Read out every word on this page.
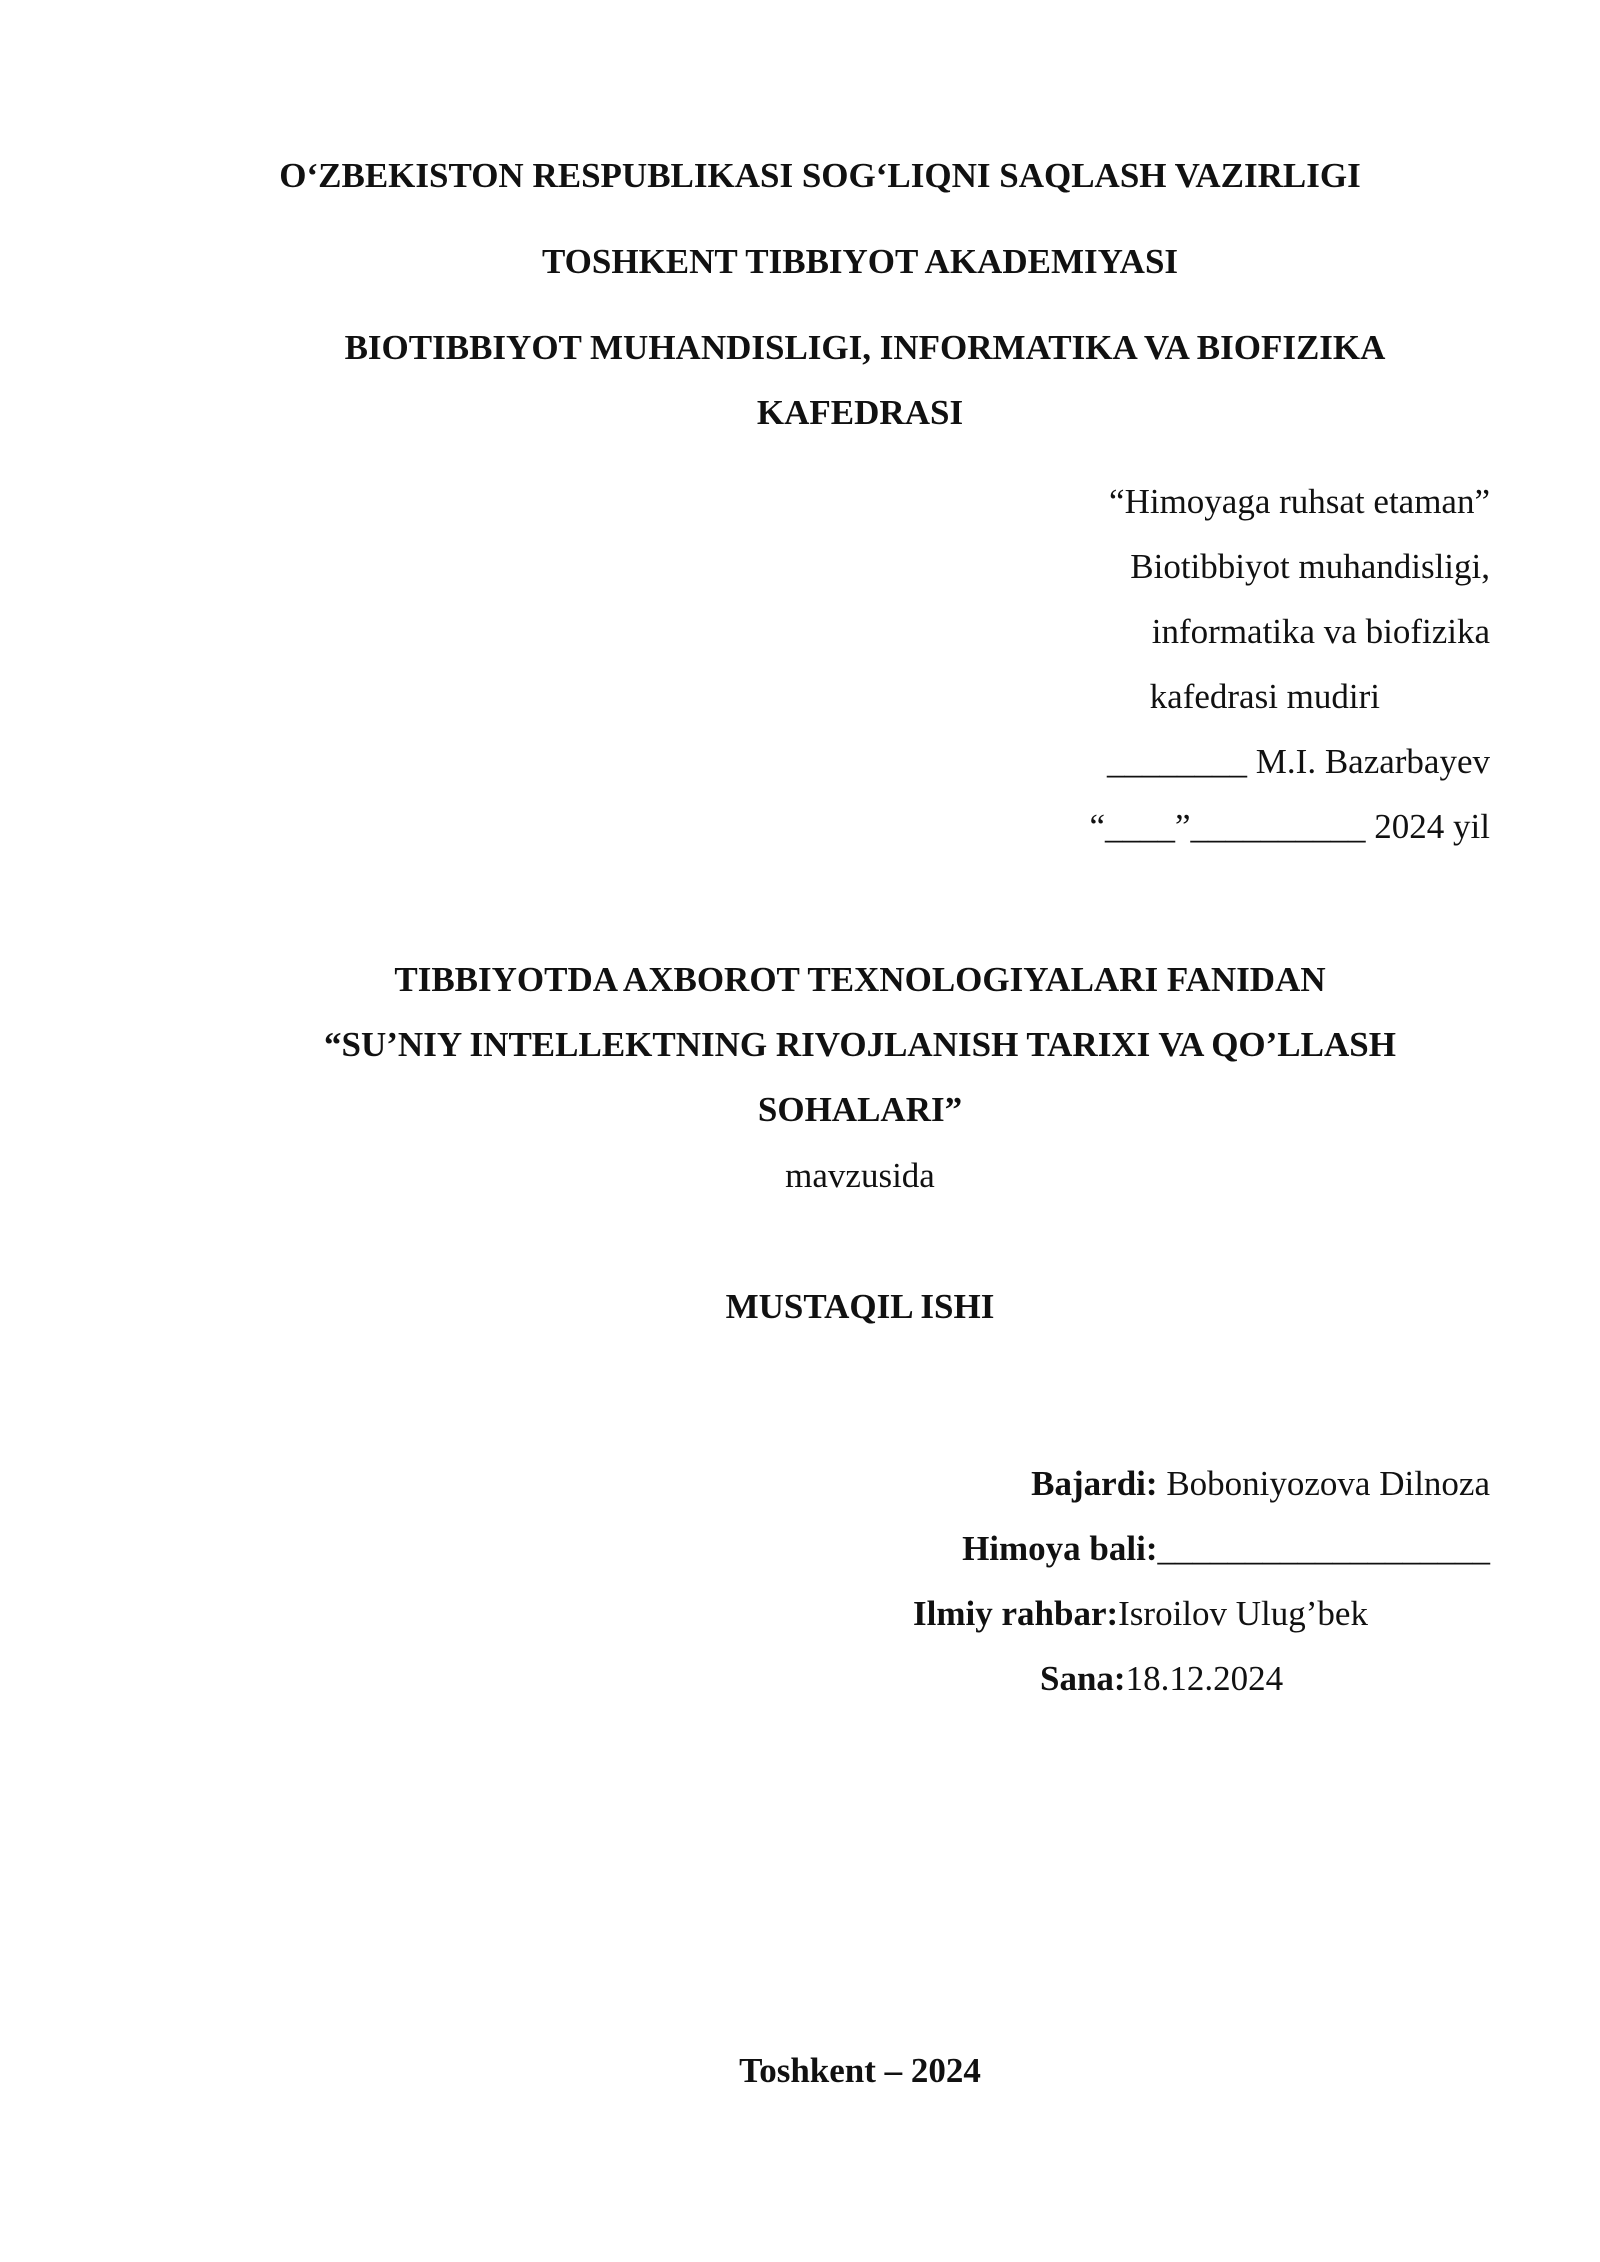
O‘ZBEKISTON RESPUBLIKASI SOG‘LIQNI SAQLASH VAZIRLIGI
TOSHKENT TIBBIYOT AKADEMIYASI
BIOTIBBIYOT MUHANDISLIGI, INFORMATIKA VA BIOFIZIKA
KAFEDRASI
“Himoyaga ruhsat etaman”
Biotibbiyot muhandisligi,
informatika va biofizika
kafedrasi mudiri
________ M.I. Bazarbayev
“____”__________ 2024 yil
TIBBIYOTDA AXBOROT TEXNOLOGIYALARI FANIDAN
“SU’NIY INTELLEKTNING RIVOJLANISH TARIXI VA QO’LLASH
SOHALARI”
mavzusida
MUSTAQIL ISHI
Bajardi: Boboniyozova Dilnoza
Himoya bali:___________________
Ilmiy rahbar:Isroilov Ulug’bek
Sana:18.12.2024
Toshkent – 2024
========================
** CHALLENGE **
Pictures don't belong in the copy. Transcribe every record exactly as it appears.

** EXPECTED ANSWER **
Read out every word on this page.
O‘ZBEKISTON RESPUBLIKASI SOG‘LIQNI SAQLASH VAZIRLIGI
TOSHKENT TIBBIYOT AKADEMIYASI
BIOTIBBIYOT MUHANDISLIGI, INFORMATIKA VA BIOFIZIKA
KAFEDRASI
“Himoyaga ruhsat etaman”
Biotibbiyot muhandisligi,
informatika va biofizika
kafedrasi mudiri
________ M.I. Bazarbayev
“____”__________ 2024 yil
TIBBIYOTDA AXBOROT TEXNOLOGIYALARI FANIDAN
“SU’NIY INTELLEKTNING RIVOJLANISH TARIXI VA QO’LLASH
SOHALARI”
mavzusida
MUSTAQIL ISHI
Bajardi: Boboniyozova Dilnoza
Himoya bali:___________________
Ilmiy rahbar:Isroilov Ulug’bek
Sana:18.12.2024
Toshkent – 2024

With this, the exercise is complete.